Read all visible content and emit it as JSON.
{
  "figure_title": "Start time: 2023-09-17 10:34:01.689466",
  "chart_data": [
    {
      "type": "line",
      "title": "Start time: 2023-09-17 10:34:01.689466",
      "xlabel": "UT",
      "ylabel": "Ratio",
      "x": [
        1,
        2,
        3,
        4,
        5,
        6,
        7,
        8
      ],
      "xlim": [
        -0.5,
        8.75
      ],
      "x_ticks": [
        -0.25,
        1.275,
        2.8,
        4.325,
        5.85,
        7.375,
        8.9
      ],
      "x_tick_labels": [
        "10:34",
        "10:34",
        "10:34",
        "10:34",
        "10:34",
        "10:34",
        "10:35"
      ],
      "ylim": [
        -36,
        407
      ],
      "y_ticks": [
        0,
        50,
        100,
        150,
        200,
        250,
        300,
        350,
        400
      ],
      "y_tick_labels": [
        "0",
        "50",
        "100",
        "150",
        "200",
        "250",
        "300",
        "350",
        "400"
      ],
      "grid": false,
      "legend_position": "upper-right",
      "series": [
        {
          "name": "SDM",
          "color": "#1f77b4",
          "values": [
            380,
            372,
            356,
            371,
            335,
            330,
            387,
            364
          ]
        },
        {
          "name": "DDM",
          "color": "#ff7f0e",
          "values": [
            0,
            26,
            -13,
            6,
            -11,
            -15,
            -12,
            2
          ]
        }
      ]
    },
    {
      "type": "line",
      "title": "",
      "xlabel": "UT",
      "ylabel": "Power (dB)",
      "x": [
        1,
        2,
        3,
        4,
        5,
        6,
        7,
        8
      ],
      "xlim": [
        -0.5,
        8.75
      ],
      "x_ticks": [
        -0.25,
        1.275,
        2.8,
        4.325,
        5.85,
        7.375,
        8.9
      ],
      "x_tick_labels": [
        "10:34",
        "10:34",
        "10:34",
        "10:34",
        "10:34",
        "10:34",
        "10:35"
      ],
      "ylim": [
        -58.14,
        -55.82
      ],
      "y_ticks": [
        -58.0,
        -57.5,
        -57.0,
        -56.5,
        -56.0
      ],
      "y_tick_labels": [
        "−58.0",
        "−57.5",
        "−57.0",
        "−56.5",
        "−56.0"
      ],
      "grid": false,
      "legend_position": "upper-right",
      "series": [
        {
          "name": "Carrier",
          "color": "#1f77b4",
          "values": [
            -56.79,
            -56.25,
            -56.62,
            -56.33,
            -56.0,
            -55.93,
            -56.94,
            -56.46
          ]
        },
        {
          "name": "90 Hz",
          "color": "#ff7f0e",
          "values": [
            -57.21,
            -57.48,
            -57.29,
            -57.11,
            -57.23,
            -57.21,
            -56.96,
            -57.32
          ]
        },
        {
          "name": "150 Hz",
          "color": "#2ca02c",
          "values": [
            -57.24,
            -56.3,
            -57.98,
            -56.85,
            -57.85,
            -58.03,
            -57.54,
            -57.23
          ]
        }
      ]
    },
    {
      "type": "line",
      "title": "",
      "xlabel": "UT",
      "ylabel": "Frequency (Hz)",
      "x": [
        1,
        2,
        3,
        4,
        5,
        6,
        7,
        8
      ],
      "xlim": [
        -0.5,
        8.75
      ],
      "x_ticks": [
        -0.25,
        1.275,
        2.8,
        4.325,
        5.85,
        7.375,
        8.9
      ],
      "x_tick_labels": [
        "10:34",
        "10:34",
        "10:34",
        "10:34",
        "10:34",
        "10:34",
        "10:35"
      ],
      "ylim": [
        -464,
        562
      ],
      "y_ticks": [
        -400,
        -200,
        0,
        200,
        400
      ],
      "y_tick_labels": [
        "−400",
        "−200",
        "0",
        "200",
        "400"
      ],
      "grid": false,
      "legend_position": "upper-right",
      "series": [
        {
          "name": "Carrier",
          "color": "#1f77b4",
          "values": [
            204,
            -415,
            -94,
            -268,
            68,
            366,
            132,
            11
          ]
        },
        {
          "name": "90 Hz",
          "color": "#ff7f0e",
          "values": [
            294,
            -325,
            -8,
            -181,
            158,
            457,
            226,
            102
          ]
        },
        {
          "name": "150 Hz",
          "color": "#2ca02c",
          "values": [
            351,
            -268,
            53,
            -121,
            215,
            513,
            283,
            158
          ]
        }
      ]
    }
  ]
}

※

Problem description —
Every line of the records above needs to be given again exactly.

Completed exercise —
Read all visible content and emit it as JSON.
{
  "figure_title": "Start time: 2023-09-17 10:34:01.689466",
  "chart_data": [
    {
      "type": "line",
      "title": "Start time: 2023-09-17 10:34:01.689466",
      "xlabel": "UT",
      "ylabel": "Ratio",
      "x": [
        1,
        2,
        3,
        4,
        5,
        6,
        7,
        8
      ],
      "xlim": [
        -0.5,
        8.75
      ],
      "x_ticks": [
        -0.25,
        1.275,
        2.8,
        4.325,
        5.85,
        7.375,
        8.9
      ],
      "x_tick_labels": [
        "10:34",
        "10:34",
        "10:34",
        "10:34",
        "10:34",
        "10:34",
        "10:35"
      ],
      "ylim": [
        -36,
        407
      ],
      "y_ticks": [
        0,
        50,
        100,
        150,
        200,
        250,
        300,
        350,
        400
      ],
      "y_tick_labels": [
        "0",
        "50",
        "100",
        "150",
        "200",
        "250",
        "300",
        "350",
        "400"
      ],
      "grid": false,
      "legend_position": "upper-right",
      "series": [
        {
          "name": "SDM",
          "color": "#1f77b4",
          "values": [
            380,
            372,
            356,
            371,
            335,
            330,
            387,
            364
          ]
        },
        {
          "name": "DDM",
          "color": "#ff7f0e",
          "values": [
            0,
            26,
            -13,
            6,
            -11,
            -15,
            -12,
            2
          ]
        }
      ]
    },
    {
      "type": "line",
      "title": "",
      "xlabel": "UT",
      "ylabel": "Power (dB)",
      "x": [
        1,
        2,
        3,
        4,
        5,
        6,
        7,
        8
      ],
      "xlim": [
        -0.5,
        8.75
      ],
      "x_ticks": [
        -0.25,
        1.275,
        2.8,
        4.325,
        5.85,
        7.375,
        8.9
      ],
      "x_tick_labels": [
        "10:34",
        "10:34",
        "10:34",
        "10:34",
        "10:34",
        "10:34",
        "10:35"
      ],
      "ylim": [
        -58.14,
        -55.82
      ],
      "y_ticks": [
        -58.0,
        -57.5,
        -57.0,
        -56.5,
        -56.0
      ],
      "y_tick_labels": [
        "−58.0",
        "−57.5",
        "−57.0",
        "−56.5",
        "−56.0"
      ],
      "grid": false,
      "legend_position": "upper-right",
      "series": [
        {
          "name": "Carrier",
          "color": "#1f77b4",
          "values": [
            -56.79,
            -56.25,
            -56.62,
            -56.33,
            -56.0,
            -55.93,
            -56.94,
            -56.46
          ]
        },
        {
          "name": "90 Hz",
          "color": "#ff7f0e",
          "values": [
            -57.21,
            -57.48,
            -57.29,
            -57.11,
            -57.23,
            -57.21,
            -56.96,
            -57.32
          ]
        },
        {
          "name": "150 Hz",
          "color": "#2ca02c",
          "values": [
            -57.24,
            -56.3,
            -57.98,
            -56.85,
            -57.85,
            -58.03,
            -57.54,
            -57.23
          ]
        }
      ]
    },
    {
      "type": "line",
      "title": "",
      "xlabel": "UT",
      "ylabel": "Frequency (Hz)",
      "x": [
        1,
        2,
        3,
        4,
        5,
        6,
        7,
        8
      ],
      "xlim": [
        -0.5,
        8.75
      ],
      "x_ticks": [
        -0.25,
        1.275,
        2.8,
        4.325,
        5.85,
        7.375,
        8.9
      ],
      "x_tick_labels": [
        "10:34",
        "10:34",
        "10:34",
        "10:34",
        "10:34",
        "10:34",
        "10:35"
      ],
      "ylim": [
        -464,
        562
      ],
      "y_ticks": [
        -400,
        -200,
        0,
        200,
        400
      ],
      "y_tick_labels": [
        "−400",
        "−200",
        "0",
        "200",
        "400"
      ],
      "grid": false,
      "legend_position": "upper-right",
      "series": [
        {
          "name": "Carrier",
          "color": "#1f77b4",
          "values": [
            204,
            -415,
            -94,
            -268,
            68,
            366,
            132,
            11
          ]
        },
        {
          "name": "90 Hz",
          "color": "#ff7f0e",
          "values": [
            294,
            -325,
            -8,
            -181,
            158,
            457,
            226,
            102
          ]
        },
        {
          "name": "150 Hz",
          "color": "#2ca02c",
          "values": [
            351,
            -268,
            53,
            -121,
            215,
            513,
            283,
            158
          ]
        }
      ]
    }
  ]
}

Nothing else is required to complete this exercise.